Given text>
Lenders are expected to assess each potential borrower’s financial condition at the time such potential borrower submits an application, and to apply their own underwriting standards in evaluating such potential borrower’s financial condition and creditworthiness. Importantly, the requirements outlined by the Federal Reserve are minimum requirements, and lenders may impose additional criteria. Not all eligible businesses will be approved for Main Street loans, or will receive the maximum permitted amount.
We are here to help answer specific questions and offer advice on your options. Please contact any member of our Corporate & Business Group to discuss.
 Lenders may extend the maturity date at the time of upsizing to satisfy this requirement.
 Businesses must follow the framework set forth by the Small Business Administration in 13 CFR 121.106 to determine employee headcount. Among other things, businesses should include all of their and their affiliates’ full-time, part-time, seasonal and other employed persons (but not volunteers and independent contractors). Businesses should use the average of the total number of persons employed by the borrower and its affiliates for each pay period over the 12 months prior to origination or upsizing.
 To determine 2019 annual revenues, a business must aggregate its revenues with the revenues of its affiliates, using either (i) its and its affiliates’ annual revenue per its 2019 GAAP-based audited financial statements or (ii) its and its affiliates’ annual receipts (as defined in 13 CFR 121.104(a)) for the 2019 fiscal year, as reported to the IRS. If audited financial statements or annual receipts for the 2019 fiscal year are not yet available, a potential borrower or its affiliate may use its most recent audited financial statements or annual receipts.
 Ineligible businesses are those businesses listed in 13 CFR 120.110(b)–(j) and (m)–(s), as modified by the Small Business Administration’s regulations implementing the Paycheck Protection Program. Hedge funds and private equity firms are likely ineligible to participate in the Main Street Lending Program, in light of recent guidance by the Small Business Administration concluding that these businesses are ineligible to participate in the Paycheck Protection Program.
 The requirement that an MSNLF loan not be contractually subordinated to any of the borrower’s other loans or debt instruments does not prevent:
- issuance of a secured MSNLF loan (including in a second lien or other capacity), regardless of whether the borrower has an outstanding secured loan of any lien position or maturity;
- issuance of an unsecured MSNLF loan, regardless of the term or security status of the borrower’s existing indebtedness; or
- the borrower from taking on new secured or unsecured debt after receiving an MSNLF loan, as long as such new debt does not have a higher contractual priority than the MSNLF loan.
 Any collateral that secures the underlying loan must also secure the upsized tranche on a pro rata basis. Lenders may also require borrowers to pledge additional collateral as a condition of upsizing.
 These restrictions do not prohibit a borrower, during the term of the loan or upsized tranche, from:
- repaying a line of credit (including a credit card) in accordance with its normal course of business usage;
- taking on and paying additional debt obligations required in the normal course of business and on standard terms (including inventory and equipment financing), provided such debt is secured by newly acquired property (such as inventory or equipment) and is of equal or lower priority than the loan or upsized tranche; or
- refinancing maturing debt.
Moreover, a lender is not prohibited from accepting regularly scheduled, periodic repayments on a line of credit in accordance with the borrower’s normal course of business usage.
 Despite this requirement, the following are permitted: reduction or termination of uncommitted lines of credit, expiration of existing lines of credit in accordance with their terms, and reduction of availability under existing lines of credit in accordance with their terms due to changes in borrowing bases or reserves in asset-based or similar structures.

Given data>
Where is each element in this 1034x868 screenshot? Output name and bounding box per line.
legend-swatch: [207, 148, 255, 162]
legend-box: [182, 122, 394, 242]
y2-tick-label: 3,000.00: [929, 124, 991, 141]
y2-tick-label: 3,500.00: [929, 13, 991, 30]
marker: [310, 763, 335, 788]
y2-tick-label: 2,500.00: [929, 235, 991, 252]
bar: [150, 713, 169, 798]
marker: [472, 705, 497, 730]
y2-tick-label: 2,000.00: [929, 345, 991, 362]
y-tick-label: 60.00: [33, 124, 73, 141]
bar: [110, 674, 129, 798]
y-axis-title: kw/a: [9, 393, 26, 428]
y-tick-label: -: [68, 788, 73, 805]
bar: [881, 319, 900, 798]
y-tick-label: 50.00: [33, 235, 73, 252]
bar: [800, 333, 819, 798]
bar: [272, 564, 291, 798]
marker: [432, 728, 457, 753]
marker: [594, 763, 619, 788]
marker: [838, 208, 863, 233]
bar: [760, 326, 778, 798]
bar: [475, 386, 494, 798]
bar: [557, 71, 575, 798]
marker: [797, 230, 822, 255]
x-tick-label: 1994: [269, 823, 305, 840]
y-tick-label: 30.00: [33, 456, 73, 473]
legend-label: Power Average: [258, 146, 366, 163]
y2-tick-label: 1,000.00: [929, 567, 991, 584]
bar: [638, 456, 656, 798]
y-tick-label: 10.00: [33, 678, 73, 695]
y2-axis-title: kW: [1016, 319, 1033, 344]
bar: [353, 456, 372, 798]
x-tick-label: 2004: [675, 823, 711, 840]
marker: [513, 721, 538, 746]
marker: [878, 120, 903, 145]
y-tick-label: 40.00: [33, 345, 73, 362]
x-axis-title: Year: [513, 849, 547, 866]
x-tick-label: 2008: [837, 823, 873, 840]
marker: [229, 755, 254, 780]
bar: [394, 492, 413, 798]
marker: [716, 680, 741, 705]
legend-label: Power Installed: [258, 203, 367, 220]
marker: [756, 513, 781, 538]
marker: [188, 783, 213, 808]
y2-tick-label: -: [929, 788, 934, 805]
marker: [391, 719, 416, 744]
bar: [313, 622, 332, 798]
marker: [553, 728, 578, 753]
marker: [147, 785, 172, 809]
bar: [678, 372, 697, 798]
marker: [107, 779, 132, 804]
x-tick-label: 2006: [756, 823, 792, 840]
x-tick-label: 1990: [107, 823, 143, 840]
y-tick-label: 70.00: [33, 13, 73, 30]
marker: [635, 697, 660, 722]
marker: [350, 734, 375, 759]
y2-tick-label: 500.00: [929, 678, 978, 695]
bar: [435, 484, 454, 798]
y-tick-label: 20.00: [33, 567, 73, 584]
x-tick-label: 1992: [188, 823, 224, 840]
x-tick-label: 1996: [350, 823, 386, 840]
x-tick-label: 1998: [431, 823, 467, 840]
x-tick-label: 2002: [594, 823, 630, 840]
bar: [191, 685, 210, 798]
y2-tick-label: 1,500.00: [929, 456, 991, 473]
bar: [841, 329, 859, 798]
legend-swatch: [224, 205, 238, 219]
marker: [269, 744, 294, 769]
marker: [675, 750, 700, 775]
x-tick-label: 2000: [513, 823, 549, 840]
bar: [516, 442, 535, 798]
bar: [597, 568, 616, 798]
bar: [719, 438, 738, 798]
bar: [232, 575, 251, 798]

Work item> Copy word for word the part of the Main Street lending text that begins at the words "Moreover, a lender" and stops after "or similar structures.". None of the data is needed here.

Your response>
Moreover, a lender is not prohibited from accepting regularly scheduled, periodic repayments on a line of credit in accordance with the borrower’s normal course of business usage.
 Despite this requirement, the following are permitted: reduction or termination of uncommitted lines of credit, expiration of existing lines of credit in accordance with their terms, and reduction of availability under existing lines of credit in accordance with their terms due to changes in borrowing bases or reserves in asset-based or similar structures.